### [Exercise directions]
Omit all images, then return the remaining material exactly as it stands.

### [Stored records]
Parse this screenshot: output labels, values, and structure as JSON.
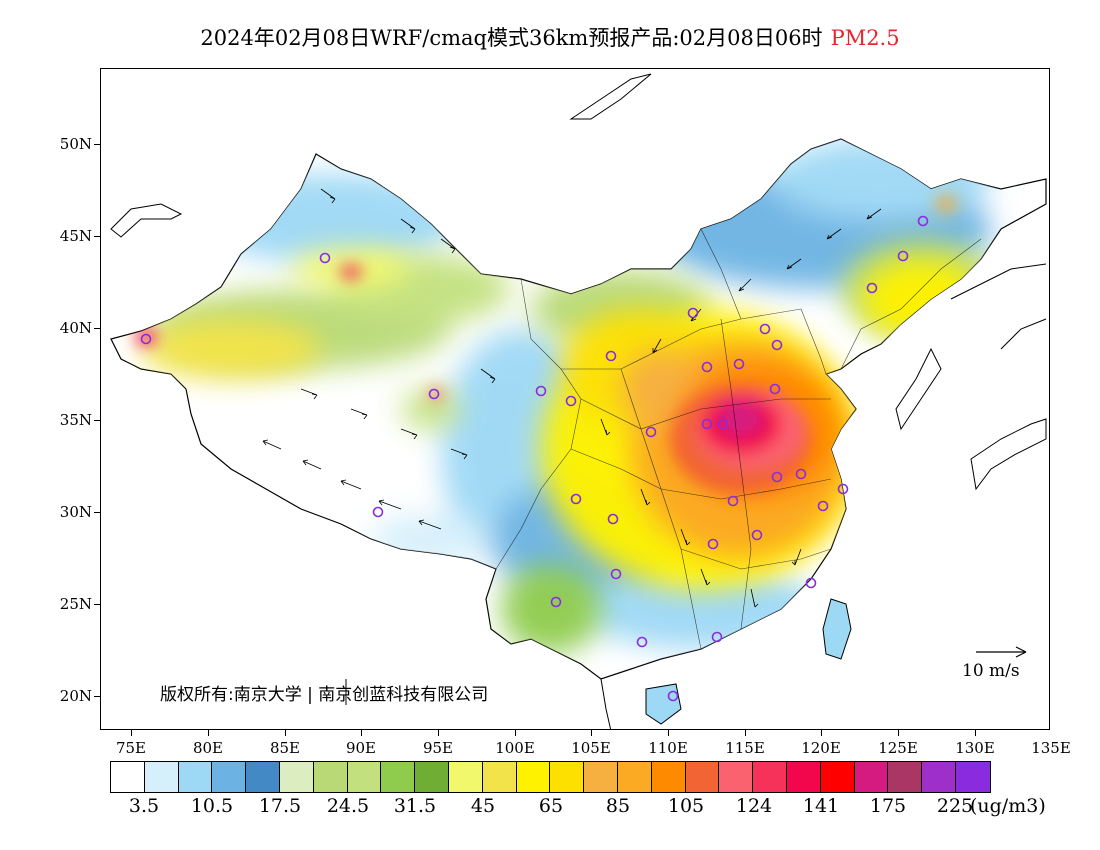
{
  "title": {
    "main": "2024年02月08日WRF/cmaq模式36km预报产品:02月08日06时",
    "pollutant": "PM2.5"
  },
  "axes": {
    "lat_labels": [
      "50N",
      "45N",
      "40N",
      "35N",
      "30N",
      "25N",
      "20N"
    ],
    "lon_labels": [
      "75E",
      "80E",
      "85E",
      "90E",
      "95E",
      "100E",
      "105E",
      "110E",
      "115E",
      "120E",
      "125E",
      "130E",
      "135E"
    ]
  },
  "copyright": "版权所有:南京大学 | 南京创蓝科技有限公司",
  "wind_scale": {
    "label": "10 m/s",
    "reference_speed": 10
  },
  "colorbar": {
    "colors": [
      "#ffffff",
      "#d5effb",
      "#9dd8f5",
      "#6cb3e3",
      "#4289c5",
      "#dceebf",
      "#b8d975",
      "#c2e17e",
      "#8fcc4e",
      "#70ad34",
      "#f2f86c",
      "#f3e34a",
      "#fef200",
      "#fde000",
      "#f6b040",
      "#fbaa24",
      "#fe8a00",
      "#f26434",
      "#fb6270",
      "#f7325a",
      "#f2074c",
      "#ff0000",
      "#d51a80",
      "#a93664",
      "#9f2fc9",
      "#8a2bde"
    ],
    "tick_labels": [
      "3.5",
      "10.5",
      "17.5",
      "24.5",
      "31.5",
      "45",
      "65",
      "85",
      "105",
      "124",
      "141",
      "175",
      "225"
    ],
    "unit": "(ug/m3)"
  },
  "legend_colors": {
    "hotspot": "#d51a80",
    "high": "#f7325a",
    "mid": "#fe8a00",
    "moderate": "#fef200",
    "low_green": "#b8d975",
    "low_blue": "#6cb3e3",
    "clean": "#ffffff",
    "city_marker": "#8a2bde",
    "title_pollutant": "#e8242c"
  }
}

### [Task output]
Parse this screenshot: output labels, values, and structure as JSON.
{
  "title": {
    "main": "2024年02月08日WRF/cmaq模式36km预报产品:02月08日06时",
    "pollutant": "PM2.5"
  },
  "axes": {
    "lat_labels": [
      "50N",
      "45N",
      "40N",
      "35N",
      "30N",
      "25N",
      "20N"
    ],
    "lon_labels": [
      "75E",
      "80E",
      "85E",
      "90E",
      "95E",
      "100E",
      "105E",
      "110E",
      "115E",
      "120E",
      "125E",
      "130E",
      "135E"
    ]
  },
  "copyright": "版权所有:南京大学 | 南京创蓝科技有限公司",
  "wind_scale": {
    "label": "10 m/s",
    "reference_speed": 10
  },
  "colorbar": {
    "colors": [
      "#ffffff",
      "#d5effb",
      "#9dd8f5",
      "#6cb3e3",
      "#4289c5",
      "#dceebf",
      "#b8d975",
      "#c2e17e",
      "#8fcc4e",
      "#70ad34",
      "#f2f86c",
      "#f3e34a",
      "#fef200",
      "#fde000",
      "#f6b040",
      "#fbaa24",
      "#fe8a00",
      "#f26434",
      "#fb6270",
      "#f7325a",
      "#f2074c",
      "#ff0000",
      "#d51a80",
      "#a93664",
      "#9f2fc9",
      "#8a2bde"
    ],
    "tick_labels": [
      "3.5",
      "10.5",
      "17.5",
      "24.5",
      "31.5",
      "45",
      "65",
      "85",
      "105",
      "124",
      "141",
      "175",
      "225"
    ],
    "unit": "(ug/m3)"
  },
  "legend_colors": {
    "hotspot": "#d51a80",
    "high": "#f7325a",
    "mid": "#fe8a00",
    "moderate": "#fef200",
    "low_green": "#b8d975",
    "low_blue": "#6cb3e3",
    "clean": "#ffffff",
    "city_marker": "#8a2bde",
    "title_pollutant": "#e8242c"
  }
}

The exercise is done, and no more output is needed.